*Data entries for graphics*:
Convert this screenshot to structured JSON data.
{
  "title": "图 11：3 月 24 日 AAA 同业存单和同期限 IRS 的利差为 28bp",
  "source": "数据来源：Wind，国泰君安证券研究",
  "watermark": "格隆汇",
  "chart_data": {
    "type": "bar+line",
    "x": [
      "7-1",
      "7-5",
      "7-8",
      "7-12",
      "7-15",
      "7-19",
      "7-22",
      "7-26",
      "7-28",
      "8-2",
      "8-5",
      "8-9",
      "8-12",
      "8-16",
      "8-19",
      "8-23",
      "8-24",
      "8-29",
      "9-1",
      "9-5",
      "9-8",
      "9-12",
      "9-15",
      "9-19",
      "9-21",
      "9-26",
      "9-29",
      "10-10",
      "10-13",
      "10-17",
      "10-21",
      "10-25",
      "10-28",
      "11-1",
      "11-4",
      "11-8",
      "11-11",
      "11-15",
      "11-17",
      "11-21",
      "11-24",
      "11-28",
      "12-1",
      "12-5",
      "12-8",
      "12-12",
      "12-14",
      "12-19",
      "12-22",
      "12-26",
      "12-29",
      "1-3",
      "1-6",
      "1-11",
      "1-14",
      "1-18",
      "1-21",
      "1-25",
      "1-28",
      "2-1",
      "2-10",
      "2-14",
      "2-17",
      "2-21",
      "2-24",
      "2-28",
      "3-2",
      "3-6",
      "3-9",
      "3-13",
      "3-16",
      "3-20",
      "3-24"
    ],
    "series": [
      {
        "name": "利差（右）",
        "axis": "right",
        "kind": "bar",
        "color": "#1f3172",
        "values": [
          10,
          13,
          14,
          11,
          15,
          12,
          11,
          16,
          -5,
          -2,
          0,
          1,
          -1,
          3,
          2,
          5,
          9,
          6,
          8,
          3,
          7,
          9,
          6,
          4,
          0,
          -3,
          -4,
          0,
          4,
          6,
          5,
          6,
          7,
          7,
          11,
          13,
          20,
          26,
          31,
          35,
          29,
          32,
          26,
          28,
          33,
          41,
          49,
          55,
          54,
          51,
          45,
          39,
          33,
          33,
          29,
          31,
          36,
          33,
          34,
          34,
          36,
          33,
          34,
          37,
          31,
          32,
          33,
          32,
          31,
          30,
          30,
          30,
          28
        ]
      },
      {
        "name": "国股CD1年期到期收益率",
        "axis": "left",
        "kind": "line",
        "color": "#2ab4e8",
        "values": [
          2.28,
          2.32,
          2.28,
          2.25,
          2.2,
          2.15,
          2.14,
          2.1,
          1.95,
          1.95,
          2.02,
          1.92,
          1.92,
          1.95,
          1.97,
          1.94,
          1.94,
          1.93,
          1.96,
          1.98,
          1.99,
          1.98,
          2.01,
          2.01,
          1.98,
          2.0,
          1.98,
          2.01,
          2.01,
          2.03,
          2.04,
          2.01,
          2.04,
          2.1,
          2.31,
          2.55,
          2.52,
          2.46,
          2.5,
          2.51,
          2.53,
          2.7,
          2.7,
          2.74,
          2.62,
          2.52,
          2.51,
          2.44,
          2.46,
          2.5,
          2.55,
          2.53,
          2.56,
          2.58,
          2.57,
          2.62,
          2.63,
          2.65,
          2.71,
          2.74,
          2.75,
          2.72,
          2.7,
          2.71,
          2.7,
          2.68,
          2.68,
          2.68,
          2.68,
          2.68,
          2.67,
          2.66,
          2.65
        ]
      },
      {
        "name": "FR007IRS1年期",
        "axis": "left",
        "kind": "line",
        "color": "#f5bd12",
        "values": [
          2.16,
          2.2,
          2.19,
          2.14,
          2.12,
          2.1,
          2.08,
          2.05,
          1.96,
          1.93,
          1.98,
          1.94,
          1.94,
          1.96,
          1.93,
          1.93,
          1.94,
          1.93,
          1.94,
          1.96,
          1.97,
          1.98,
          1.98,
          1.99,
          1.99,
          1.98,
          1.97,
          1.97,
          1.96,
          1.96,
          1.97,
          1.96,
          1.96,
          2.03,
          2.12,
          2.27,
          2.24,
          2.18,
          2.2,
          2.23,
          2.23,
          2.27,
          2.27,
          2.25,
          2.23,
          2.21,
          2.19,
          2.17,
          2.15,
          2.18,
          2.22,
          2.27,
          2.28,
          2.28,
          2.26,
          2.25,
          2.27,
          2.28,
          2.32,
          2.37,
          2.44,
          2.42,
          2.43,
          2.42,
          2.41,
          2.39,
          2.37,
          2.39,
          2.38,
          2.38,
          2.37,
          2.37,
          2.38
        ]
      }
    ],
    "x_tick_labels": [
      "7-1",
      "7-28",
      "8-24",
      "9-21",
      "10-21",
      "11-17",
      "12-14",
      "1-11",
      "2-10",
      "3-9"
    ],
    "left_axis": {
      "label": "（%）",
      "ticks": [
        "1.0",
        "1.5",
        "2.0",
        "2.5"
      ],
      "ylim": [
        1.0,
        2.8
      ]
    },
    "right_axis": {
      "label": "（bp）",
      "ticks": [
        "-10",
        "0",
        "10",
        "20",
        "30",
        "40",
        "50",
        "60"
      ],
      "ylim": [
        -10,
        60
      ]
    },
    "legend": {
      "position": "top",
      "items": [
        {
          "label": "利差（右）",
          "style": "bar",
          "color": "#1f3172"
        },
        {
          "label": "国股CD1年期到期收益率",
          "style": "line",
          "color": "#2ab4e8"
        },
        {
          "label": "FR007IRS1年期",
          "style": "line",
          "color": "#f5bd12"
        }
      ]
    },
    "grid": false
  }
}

*Problem to solve*:
Exactly reproduce every line of the records.

*Exercise answer*:
Convert this screenshot to structured JSON data.
{
  "title": "图 11：3 月 24 日 AAA 同业存单和同期限 IRS 的利差为 28bp",
  "source": "数据来源：Wind，国泰君安证券研究",
  "watermark": "格隆汇",
  "chart_data": {
    "type": "bar+line",
    "x": [
      "7-1",
      "7-5",
      "7-8",
      "7-12",
      "7-15",
      "7-19",
      "7-22",
      "7-26",
      "7-28",
      "8-2",
      "8-5",
      "8-9",
      "8-12",
      "8-16",
      "8-19",
      "8-23",
      "8-24",
      "8-29",
      "9-1",
      "9-5",
      "9-8",
      "9-12",
      "9-15",
      "9-19",
      "9-21",
      "9-26",
      "9-29",
      "10-10",
      "10-13",
      "10-17",
      "10-21",
      "10-25",
      "10-28",
      "11-1",
      "11-4",
      "11-8",
      "11-11",
      "11-15",
      "11-17",
      "11-21",
      "11-24",
      "11-28",
      "12-1",
      "12-5",
      "12-8",
      "12-12",
      "12-14",
      "12-19",
      "12-22",
      "12-26",
      "12-29",
      "1-3",
      "1-6",
      "1-11",
      "1-14",
      "1-18",
      "1-21",
      "1-25",
      "1-28",
      "2-1",
      "2-10",
      "2-14",
      "2-17",
      "2-21",
      "2-24",
      "2-28",
      "3-2",
      "3-6",
      "3-9",
      "3-13",
      "3-16",
      "3-20",
      "3-24"
    ],
    "series": [
      {
        "name": "利差（右）",
        "axis": "right",
        "kind": "bar",
        "color": "#1f3172",
        "values": [
          10,
          13,
          14,
          11,
          15,
          12,
          11,
          16,
          -5,
          -2,
          0,
          1,
          -1,
          3,
          2,
          5,
          9,
          6,
          8,
          3,
          7,
          9,
          6,
          4,
          0,
          -3,
          -4,
          0,
          4,
          6,
          5,
          6,
          7,
          7,
          11,
          13,
          20,
          26,
          31,
          35,
          29,
          32,
          26,
          28,
          33,
          41,
          49,
          55,
          54,
          51,
          45,
          39,
          33,
          33,
          29,
          31,
          36,
          33,
          34,
          34,
          36,
          33,
          34,
          37,
          31,
          32,
          33,
          32,
          31,
          30,
          30,
          30,
          28
        ]
      },
      {
        "name": "国股CD1年期到期收益率",
        "axis": "left",
        "kind": "line",
        "color": "#2ab4e8",
        "values": [
          2.28,
          2.32,
          2.28,
          2.25,
          2.2,
          2.15,
          2.14,
          2.1,
          1.95,
          1.95,
          2.02,
          1.92,
          1.92,
          1.95,
          1.97,
          1.94,
          1.94,
          1.93,
          1.96,
          1.98,
          1.99,
          1.98,
          2.01,
          2.01,
          1.98,
          2.0,
          1.98,
          2.01,
          2.01,
          2.03,
          2.04,
          2.01,
          2.04,
          2.1,
          2.31,
          2.55,
          2.52,
          2.46,
          2.5,
          2.51,
          2.53,
          2.7,
          2.7,
          2.74,
          2.62,
          2.52,
          2.51,
          2.44,
          2.46,
          2.5,
          2.55,
          2.53,
          2.56,
          2.58,
          2.57,
          2.62,
          2.63,
          2.65,
          2.71,
          2.74,
          2.75,
          2.72,
          2.7,
          2.71,
          2.7,
          2.68,
          2.68,
          2.68,
          2.68,
          2.68,
          2.67,
          2.66,
          2.65
        ]
      },
      {
        "name": "FR007IRS1年期",
        "axis": "left",
        "kind": "line",
        "color": "#f5bd12",
        "values": [
          2.16,
          2.2,
          2.19,
          2.14,
          2.12,
          2.1,
          2.08,
          2.05,
          1.96,
          1.93,
          1.98,
          1.94,
          1.94,
          1.96,
          1.93,
          1.93,
          1.94,
          1.93,
          1.94,
          1.96,
          1.97,
          1.98,
          1.98,
          1.99,
          1.99,
          1.98,
          1.97,
          1.97,
          1.96,
          1.96,
          1.97,
          1.96,
          1.96,
          2.03,
          2.12,
          2.27,
          2.24,
          2.18,
          2.2,
          2.23,
          2.23,
          2.27,
          2.27,
          2.25,
          2.23,
          2.21,
          2.19,
          2.17,
          2.15,
          2.18,
          2.22,
          2.27,
          2.28,
          2.28,
          2.26,
          2.25,
          2.27,
          2.28,
          2.32,
          2.37,
          2.44,
          2.42,
          2.43,
          2.42,
          2.41,
          2.39,
          2.37,
          2.39,
          2.38,
          2.38,
          2.37,
          2.37,
          2.38
        ]
      }
    ],
    "x_tick_labels": [
      "7-1",
      "7-28",
      "8-24",
      "9-21",
      "10-21",
      "11-17",
      "12-14",
      "1-11",
      "2-10",
      "3-9"
    ],
    "left_axis": {
      "label": "（%）",
      "ticks": [
        "1.0",
        "1.5",
        "2.0",
        "2.5"
      ],
      "ylim": [
        1.0,
        2.8
      ]
    },
    "right_axis": {
      "label": "（bp）",
      "ticks": [
        "-10",
        "0",
        "10",
        "20",
        "30",
        "40",
        "50",
        "60"
      ],
      "ylim": [
        -10,
        60
      ]
    },
    "legend": {
      "position": "top",
      "items": [
        {
          "label": "利差（右）",
          "style": "bar",
          "color": "#1f3172"
        },
        {
          "label": "国股CD1年期到期收益率",
          "style": "line",
          "color": "#2ab4e8"
        },
        {
          "label": "FR007IRS1年期",
          "style": "line",
          "color": "#f5bd12"
        }
      ]
    },
    "grid": false
  }
}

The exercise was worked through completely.